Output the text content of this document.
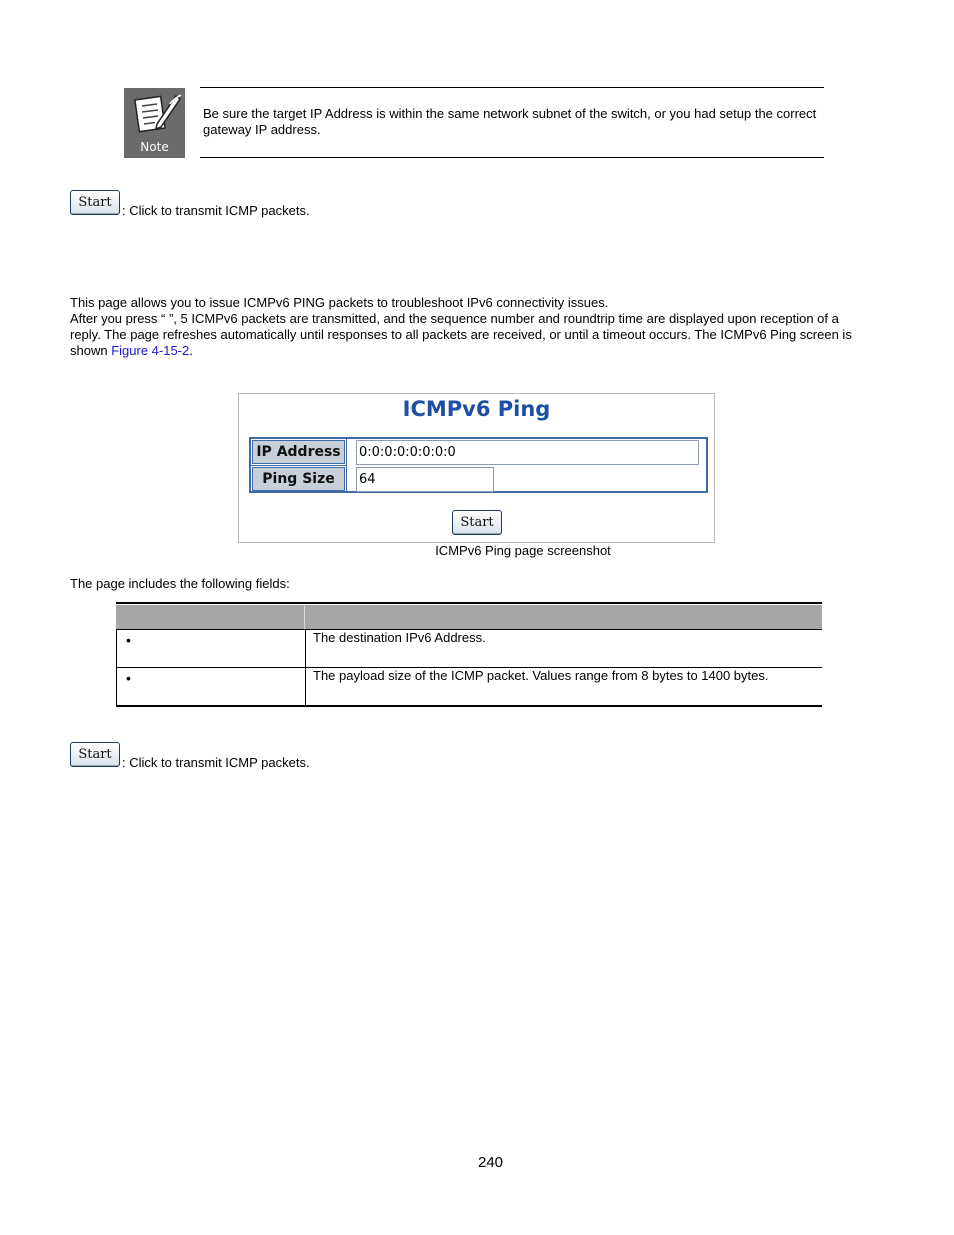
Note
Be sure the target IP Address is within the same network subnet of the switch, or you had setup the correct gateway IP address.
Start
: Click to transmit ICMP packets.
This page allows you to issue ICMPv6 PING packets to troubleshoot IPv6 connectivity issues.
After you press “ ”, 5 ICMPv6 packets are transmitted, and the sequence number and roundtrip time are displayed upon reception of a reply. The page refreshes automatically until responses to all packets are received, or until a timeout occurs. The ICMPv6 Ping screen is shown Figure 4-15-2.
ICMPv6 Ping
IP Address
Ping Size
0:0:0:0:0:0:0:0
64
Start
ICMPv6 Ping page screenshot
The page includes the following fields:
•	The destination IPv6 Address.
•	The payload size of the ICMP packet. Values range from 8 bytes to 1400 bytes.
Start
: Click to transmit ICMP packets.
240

* [What this task involves]: Copy and report every line where the word "packets" is present.

* [Response for this exercise]:
: Click to transmit ICMP packets.
This page allows you to issue ICMPv6 PING packets to troubleshoot IPv6 connectivity issues.
After you press “ ”, 5 ICMPv6 packets are transmitted, and the sequence number and roundtrip time are displayed upon reception of a reply. The page refreshes automatically until responses to all packets are received, or until a timeout occurs. The ICMPv6 Ping screen is shown Figure 4-15-2.
: Click to transmit ICMP packets.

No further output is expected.